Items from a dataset
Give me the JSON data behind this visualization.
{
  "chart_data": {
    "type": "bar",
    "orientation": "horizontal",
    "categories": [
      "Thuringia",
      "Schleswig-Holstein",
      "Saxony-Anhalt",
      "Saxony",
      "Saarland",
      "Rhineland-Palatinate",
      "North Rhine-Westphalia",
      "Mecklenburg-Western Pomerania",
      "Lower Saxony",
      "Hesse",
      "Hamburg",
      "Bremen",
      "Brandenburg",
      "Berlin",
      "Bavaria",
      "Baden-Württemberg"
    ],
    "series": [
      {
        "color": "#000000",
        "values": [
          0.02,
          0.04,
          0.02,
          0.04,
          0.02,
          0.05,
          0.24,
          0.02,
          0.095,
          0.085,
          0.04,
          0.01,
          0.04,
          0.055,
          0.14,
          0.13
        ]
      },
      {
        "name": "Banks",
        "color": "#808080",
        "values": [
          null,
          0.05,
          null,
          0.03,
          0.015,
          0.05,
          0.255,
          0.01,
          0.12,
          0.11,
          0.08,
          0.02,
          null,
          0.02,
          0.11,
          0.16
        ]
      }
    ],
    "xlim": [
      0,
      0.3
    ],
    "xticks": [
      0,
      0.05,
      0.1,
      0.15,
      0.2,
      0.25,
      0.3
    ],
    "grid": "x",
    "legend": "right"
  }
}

__Task statement__
Go through the data and return every record exactly.

__Response to the exercise__
Give me the JSON data behind this visualization.
{
  "chart_data": {
    "type": "bar",
    "orientation": "horizontal",
    "categories": [
      "Thuringia",
      "Schleswig-Holstein",
      "Saxony-Anhalt",
      "Saxony",
      "Saarland",
      "Rhineland-Palatinate",
      "North Rhine-Westphalia",
      "Mecklenburg-Western Pomerania",
      "Lower Saxony",
      "Hesse",
      "Hamburg",
      "Bremen",
      "Brandenburg",
      "Berlin",
      "Bavaria",
      "Baden-Württemberg"
    ],
    "series": [
      {
        "color": "#000000",
        "values": [
          0.02,
          0.04,
          0.02,
          0.04,
          0.02,
          0.05,
          0.24,
          0.02,
          0.095,
          0.085,
          0.04,
          0.01,
          0.04,
          0.055,
          0.14,
          0.13
        ]
      },
      {
        "name": "Banks",
        "color": "#808080",
        "values": [
          null,
          0.05,
          null,
          0.03,
          0.015,
          0.05,
          0.255,
          0.01,
          0.12,
          0.11,
          0.08,
          0.02,
          null,
          0.02,
          0.11,
          0.16
        ]
      }
    ],
    "xlim": [
      0,
      0.3
    ],
    "xticks": [
      0,
      0.05,
      0.1,
      0.15,
      0.2,
      0.25,
      0.3
    ],
    "grid": "x",
    "legend": "right"
  }
}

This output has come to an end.